Set task – Select from the records below every line that has the word "horizontal" in it.

Records for this task –
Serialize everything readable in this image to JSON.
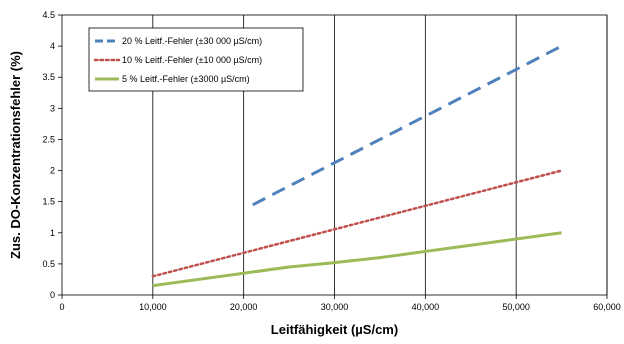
{
  "chart_data": {
    "type": "line",
    "xlabel": "Leitfähigkeit (µS/cm)",
    "ylabel": "Zus. DO-Konzentrationsfehler (%)",
    "xlim": [
      0,
      60000
    ],
    "ylim": [
      0,
      4.5
    ],
    "x_ticks": [
      0,
      10000,
      20000,
      30000,
      40000,
      50000,
      60000
    ],
    "x_tick_labels": [
      "0",
      "10,000",
      "20,000",
      "30,000",
      "40,000",
      "50,000",
      "60,000"
    ],
    "y_ticks": [
      0,
      0.5,
      1,
      1.5,
      2,
      2.5,
      3,
      3.5,
      4,
      4.5
    ],
    "y_tick_labels": [
      "0",
      "0.5",
      "1",
      "1.5",
      "2",
      "2.5",
      "3",
      "3.5",
      "4",
      "4.5"
    ],
    "grid": {
      "vertical": true,
      "horizontal": false
    },
    "legend_position": "top-left",
    "series": [
      {
        "name": "20 % Leitf.-Fehler (±30 000 µS/cm)",
        "style": "dashed",
        "color": "#4F81BD",
        "x": [
          21000,
          55000
        ],
        "y": [
          1.45,
          4.0
        ]
      },
      {
        "name": "10 % Leitf.-Fehler (±10 000 µS/cm)",
        "style": "dotted",
        "color": "#C0504D",
        "x": [
          10000,
          55000
        ],
        "y": [
          0.3,
          2.0
        ]
      },
      {
        "name": "5 % Leitf.-Fehler (±3000 µS/cm)",
        "style": "solid",
        "color": "#9BBB59",
        "x": [
          10000,
          15000,
          20000,
          25000,
          30000,
          35000,
          40000,
          45000,
          50000,
          55000
        ],
        "y": [
          0.15,
          0.25,
          0.35,
          0.45,
          0.52,
          0.6,
          0.7,
          0.8,
          0.9,
          1.0
        ]
      }
    ]
  }
}
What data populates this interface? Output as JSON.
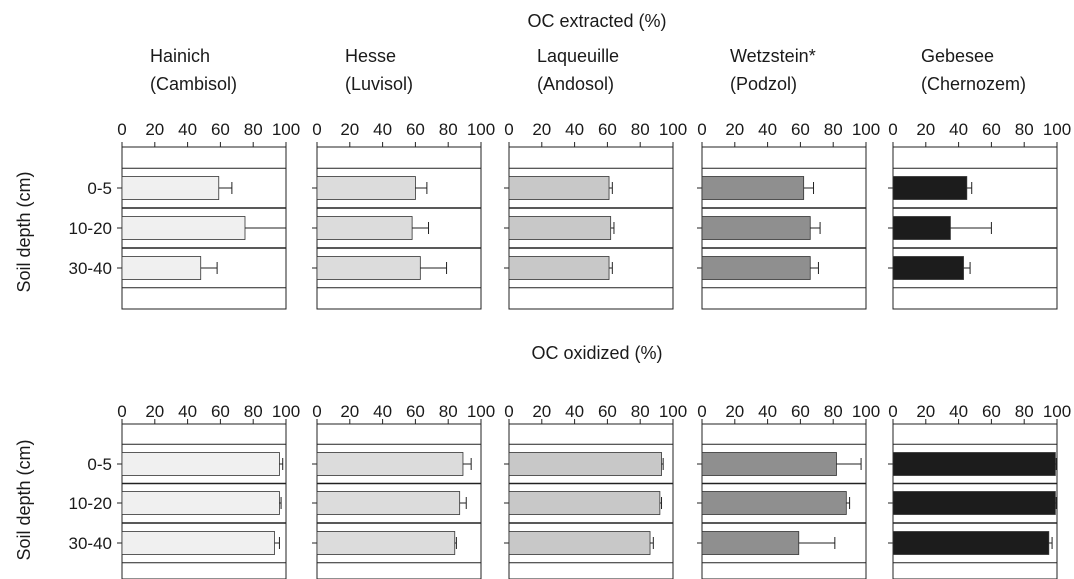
{
  "chart_data": {
    "type": "bar",
    "orientation": "horizontal",
    "ylabel": "Soil depth (cm)",
    "categories": [
      "0-5",
      "10-20",
      "30-40"
    ],
    "xlim": [
      0,
      100
    ],
    "xticks": [
      "0",
      "20",
      "40",
      "60",
      "80",
      "100"
    ],
    "sites": [
      {
        "name": "Hainich",
        "soil": "(Cambisol)",
        "color": "#f0f0f0"
      },
      {
        "name": "Hesse",
        "soil": "(Luvisol)",
        "color": "#dcdcdc"
      },
      {
        "name": "Laqueuille",
        "soil": "(Andosol)",
        "color": "#c8c8c8"
      },
      {
        "name": "Wetzstein*",
        "soil": "(Podzol)",
        "color": "#8f8f8f"
      },
      {
        "name": "Gebesee",
        "soil": "(Chernozem)",
        "color": "#1c1c1c"
      }
    ],
    "panels": [
      {
        "title": "OC extracted (%)",
        "series": [
          {
            "name": "Hainich",
            "values": [
              59,
              75,
              48
            ],
            "errors": [
              8,
              25,
              10
            ]
          },
          {
            "name": "Hesse",
            "values": [
              60,
              58,
              63
            ],
            "errors": [
              7,
              10,
              16
            ]
          },
          {
            "name": "Laqueuille",
            "values": [
              61,
              62,
              61
            ],
            "errors": [
              2,
              2,
              2
            ]
          },
          {
            "name": "Wetzstein*",
            "values": [
              62,
              66,
              66
            ],
            "errors": [
              6,
              6,
              5
            ]
          },
          {
            "name": "Gebesee",
            "values": [
              45,
              35,
              43
            ],
            "errors": [
              3,
              25,
              4
            ]
          }
        ]
      },
      {
        "title": "OC oxidized (%)",
        "series": [
          {
            "name": "Hainich",
            "values": [
              96,
              96,
              93
            ],
            "errors": [
              2,
              1,
              3
            ]
          },
          {
            "name": "Hesse",
            "values": [
              89,
              87,
              84
            ],
            "errors": [
              5,
              4,
              1
            ]
          },
          {
            "name": "Laqueuille",
            "values": [
              93,
              92,
              86
            ],
            "errors": [
              1,
              1,
              2
            ]
          },
          {
            "name": "Wetzstein*",
            "values": [
              82,
              88,
              59
            ],
            "errors": [
              15,
              2,
              22
            ]
          },
          {
            "name": "Gebesee",
            "values": [
              99,
              99,
              95
            ],
            "errors": [
              0.5,
              0.5,
              2
            ]
          }
        ]
      }
    ]
  }
}
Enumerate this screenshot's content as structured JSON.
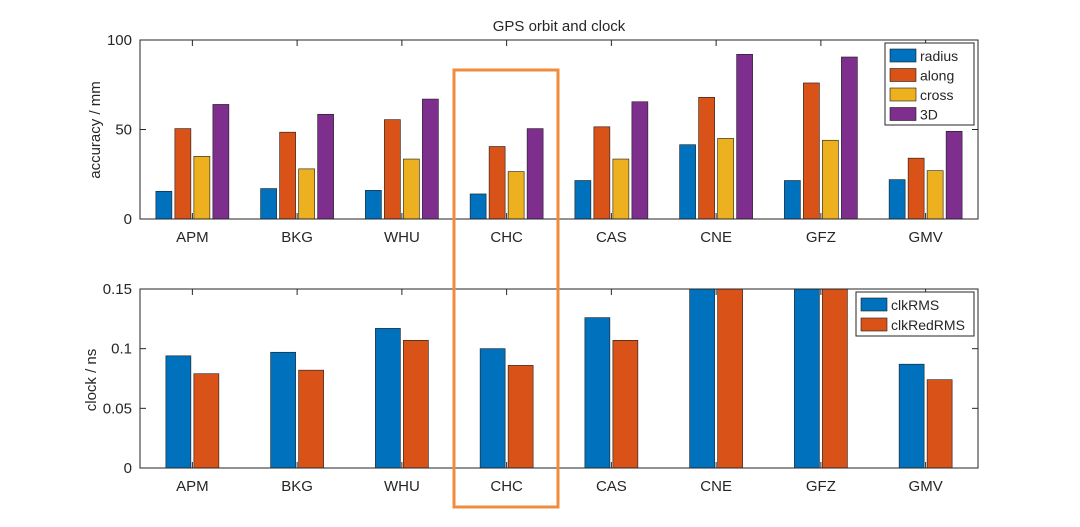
{
  "colors": {
    "radius": "#0072BD",
    "along": "#D95319",
    "cross": "#EDB120",
    "3D": "#7E2F8E",
    "clkRMS": "#0072BD",
    "clkRedRMS": "#D95319",
    "highlight": "#F28C3C",
    "axis": "#262626",
    "background": "#ffffff"
  },
  "chart_data": [
    {
      "type": "bar",
      "title": "GPS orbit and clock",
      "xlabel": "",
      "ylabel": "accuracy / mm",
      "ylim": [
        0,
        100
      ],
      "yticks": [
        "0",
        "50",
        "100"
      ],
      "ytick_values": [
        0,
        50,
        100
      ],
      "categories": [
        "APM",
        "BKG",
        "WHU",
        "CHC",
        "CAS",
        "CNE",
        "GFZ",
        "GMV"
      ],
      "series": [
        {
          "name": "radius",
          "values": [
            15.5,
            17,
            16,
            14,
            21.5,
            41.5,
            21.5,
            22
          ]
        },
        {
          "name": "along",
          "values": [
            50.5,
            48.5,
            55.5,
            40.5,
            51.5,
            68,
            76,
            34
          ]
        },
        {
          "name": "cross",
          "values": [
            35,
            28,
            33.5,
            26.5,
            33.5,
            45,
            44,
            27
          ]
        },
        {
          "name": "3D",
          "values": [
            64,
            58.5,
            67,
            50.5,
            65.5,
            92,
            90.5,
            49
          ]
        }
      ],
      "legend": "top-right",
      "highlight_category": "CHC"
    },
    {
      "type": "bar",
      "title": "",
      "xlabel": "",
      "ylabel": "clock / ns",
      "ylim": [
        0,
        0.15
      ],
      "yticks": [
        "0",
        "0.05",
        "0.1",
        "0.15"
      ],
      "ytick_values": [
        0,
        0.05,
        0.1,
        0.15
      ],
      "categories": [
        "APM",
        "BKG",
        "WHU",
        "CHC",
        "CAS",
        "CNE",
        "GFZ",
        "GMV"
      ],
      "series": [
        {
          "name": "clkRMS",
          "values": [
            0.094,
            0.097,
            0.117,
            0.1,
            0.126,
            0.15,
            0.15,
            0.087
          ]
        },
        {
          "name": "clkRedRMS",
          "values": [
            0.079,
            0.082,
            0.107,
            0.086,
            0.107,
            0.15,
            0.15,
            0.074
          ]
        }
      ],
      "legend": "top-right",
      "highlight_category": "CHC"
    }
  ]
}
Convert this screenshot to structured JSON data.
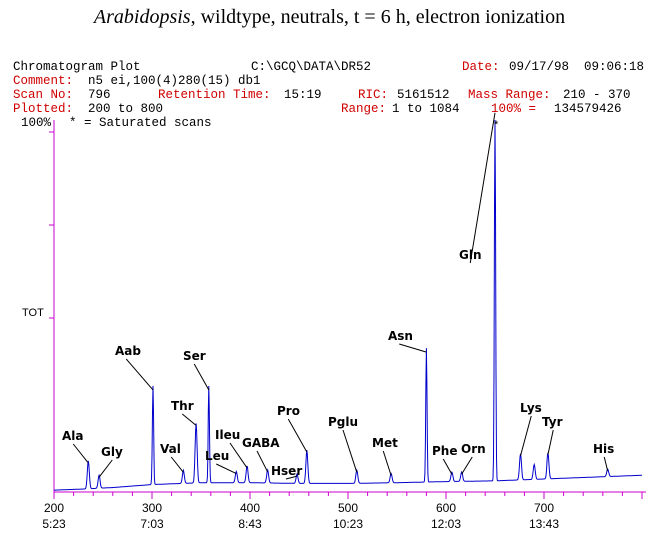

Written solution –
      "horizontal": false
    "orientation": "horizontal",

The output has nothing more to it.